[The data]
○ ○ ○ ○ ○ ○ ○

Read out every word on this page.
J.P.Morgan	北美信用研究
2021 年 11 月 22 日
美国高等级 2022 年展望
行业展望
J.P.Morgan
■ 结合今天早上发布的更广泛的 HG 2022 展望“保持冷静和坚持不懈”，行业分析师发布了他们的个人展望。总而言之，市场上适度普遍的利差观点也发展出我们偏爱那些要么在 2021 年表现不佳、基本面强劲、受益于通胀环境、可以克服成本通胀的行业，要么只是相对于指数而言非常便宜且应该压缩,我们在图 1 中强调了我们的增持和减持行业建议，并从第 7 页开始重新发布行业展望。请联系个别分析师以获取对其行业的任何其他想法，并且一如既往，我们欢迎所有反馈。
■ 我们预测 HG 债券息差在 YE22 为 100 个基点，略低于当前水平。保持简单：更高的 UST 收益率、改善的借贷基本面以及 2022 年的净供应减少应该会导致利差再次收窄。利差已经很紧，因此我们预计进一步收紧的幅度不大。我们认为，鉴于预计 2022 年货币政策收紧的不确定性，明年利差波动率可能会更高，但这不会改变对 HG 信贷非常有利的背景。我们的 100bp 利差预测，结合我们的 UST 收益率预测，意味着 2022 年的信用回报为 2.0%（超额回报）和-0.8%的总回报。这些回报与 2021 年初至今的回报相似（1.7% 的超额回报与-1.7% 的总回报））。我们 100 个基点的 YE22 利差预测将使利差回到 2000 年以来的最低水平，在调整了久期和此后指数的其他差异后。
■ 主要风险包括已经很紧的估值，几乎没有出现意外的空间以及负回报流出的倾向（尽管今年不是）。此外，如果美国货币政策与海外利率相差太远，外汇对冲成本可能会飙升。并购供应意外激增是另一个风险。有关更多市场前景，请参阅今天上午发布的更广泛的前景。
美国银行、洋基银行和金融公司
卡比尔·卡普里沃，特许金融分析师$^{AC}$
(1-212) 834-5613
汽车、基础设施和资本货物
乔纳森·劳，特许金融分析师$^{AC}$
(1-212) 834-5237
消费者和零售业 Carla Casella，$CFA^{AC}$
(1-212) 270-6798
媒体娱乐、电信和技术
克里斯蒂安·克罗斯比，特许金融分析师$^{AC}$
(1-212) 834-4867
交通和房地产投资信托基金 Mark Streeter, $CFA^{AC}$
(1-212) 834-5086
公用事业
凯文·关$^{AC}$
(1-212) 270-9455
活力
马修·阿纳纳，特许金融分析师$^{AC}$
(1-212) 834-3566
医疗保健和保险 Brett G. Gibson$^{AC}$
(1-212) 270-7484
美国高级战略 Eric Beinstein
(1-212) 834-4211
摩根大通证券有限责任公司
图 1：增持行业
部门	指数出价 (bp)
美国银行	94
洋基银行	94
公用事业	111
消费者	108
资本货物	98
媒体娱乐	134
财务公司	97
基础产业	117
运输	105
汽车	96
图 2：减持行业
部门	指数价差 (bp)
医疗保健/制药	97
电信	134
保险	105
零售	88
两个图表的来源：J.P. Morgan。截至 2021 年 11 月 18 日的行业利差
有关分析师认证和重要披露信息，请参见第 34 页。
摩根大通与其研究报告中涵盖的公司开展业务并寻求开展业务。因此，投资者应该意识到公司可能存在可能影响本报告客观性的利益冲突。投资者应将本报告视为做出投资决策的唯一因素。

○ ○ ○ ○ ○ ○ ○

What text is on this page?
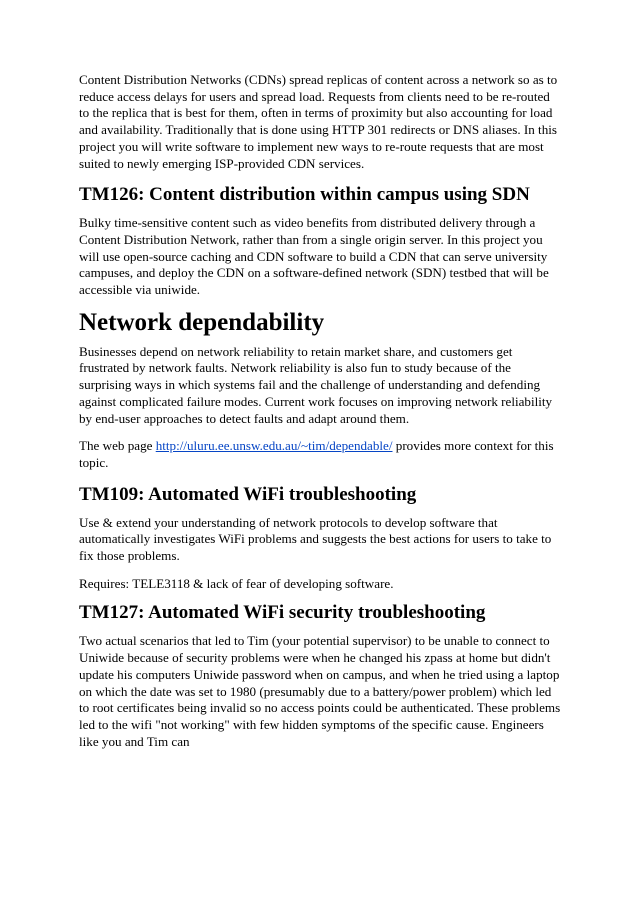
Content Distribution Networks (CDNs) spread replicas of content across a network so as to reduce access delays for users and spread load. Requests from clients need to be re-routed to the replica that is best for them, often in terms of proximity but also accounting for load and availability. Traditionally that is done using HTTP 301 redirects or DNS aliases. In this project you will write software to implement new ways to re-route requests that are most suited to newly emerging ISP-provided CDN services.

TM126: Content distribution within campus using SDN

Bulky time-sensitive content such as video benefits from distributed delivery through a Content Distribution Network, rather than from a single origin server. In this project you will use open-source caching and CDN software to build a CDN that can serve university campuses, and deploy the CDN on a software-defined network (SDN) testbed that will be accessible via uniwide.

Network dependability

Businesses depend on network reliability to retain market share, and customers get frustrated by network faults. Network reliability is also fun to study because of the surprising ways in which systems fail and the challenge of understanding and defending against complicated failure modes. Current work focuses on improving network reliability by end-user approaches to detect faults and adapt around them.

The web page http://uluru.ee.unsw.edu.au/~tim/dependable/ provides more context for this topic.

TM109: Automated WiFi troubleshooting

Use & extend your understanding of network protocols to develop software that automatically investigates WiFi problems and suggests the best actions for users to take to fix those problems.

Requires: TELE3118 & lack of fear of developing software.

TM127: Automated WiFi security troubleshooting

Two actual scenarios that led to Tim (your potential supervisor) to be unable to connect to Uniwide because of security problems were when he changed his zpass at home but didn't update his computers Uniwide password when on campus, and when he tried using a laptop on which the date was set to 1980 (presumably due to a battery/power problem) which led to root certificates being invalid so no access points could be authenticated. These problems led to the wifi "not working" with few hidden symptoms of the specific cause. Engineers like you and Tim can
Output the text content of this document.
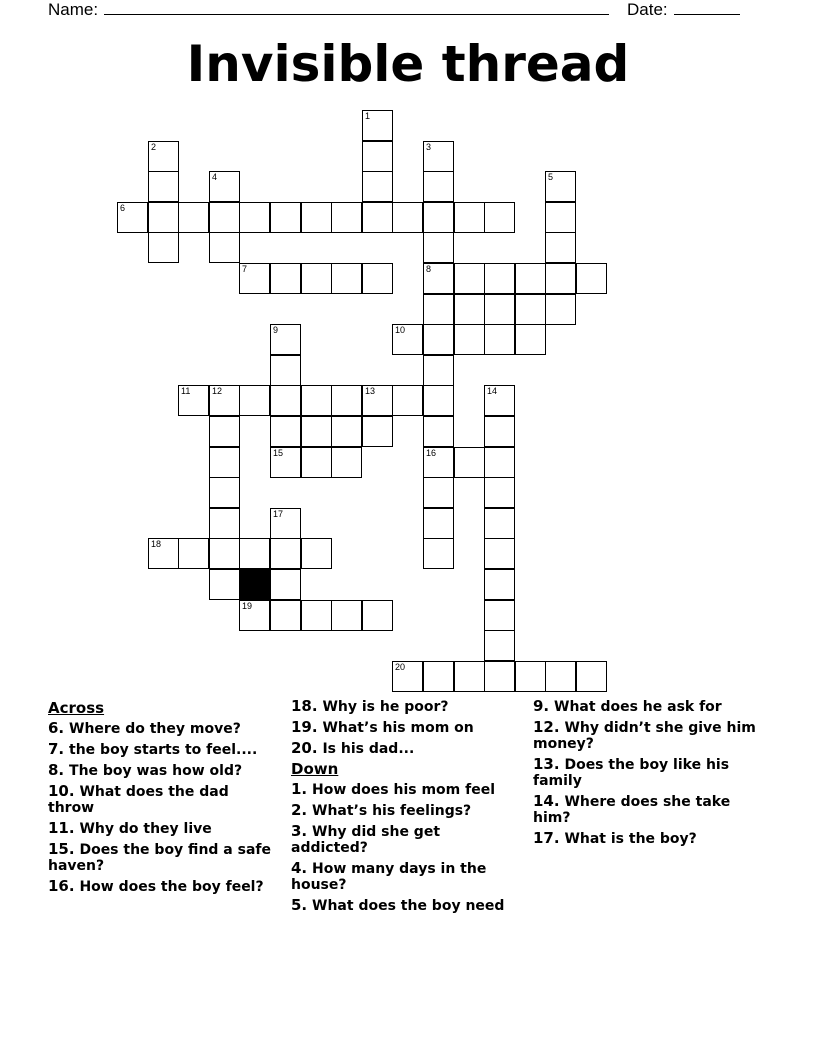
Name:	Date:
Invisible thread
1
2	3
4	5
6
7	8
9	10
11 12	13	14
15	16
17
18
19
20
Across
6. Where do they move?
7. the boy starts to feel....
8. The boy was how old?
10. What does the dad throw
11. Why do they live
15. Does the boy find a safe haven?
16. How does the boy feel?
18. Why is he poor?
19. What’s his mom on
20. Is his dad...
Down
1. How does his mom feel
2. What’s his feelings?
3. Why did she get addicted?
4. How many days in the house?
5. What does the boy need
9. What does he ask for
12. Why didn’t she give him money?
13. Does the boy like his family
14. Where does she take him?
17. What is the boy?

○ ○ ○ ○ ○ ○ ○

[What you should do]
Extract all lines that hold the word "best".

[Solved exercise]
Content Distribution Networks (CDNs) spread replicas of content across a network so as to reduce access delays for users and spread load. Requests from clients need to be re-routed to the replica that is best for them, often in terms of proximity but also accounting for load and availability. Traditionally that is done using HTTP 301 redirects or DNS aliases. In this project you will write software to implement new ways to re-route requests that are most suited to newly emerging ISP-provided CDN services.
Use & extend your understanding of network protocols to develop software that automatically investigates WiFi problems and suggests the best actions for users to take to fix those problems.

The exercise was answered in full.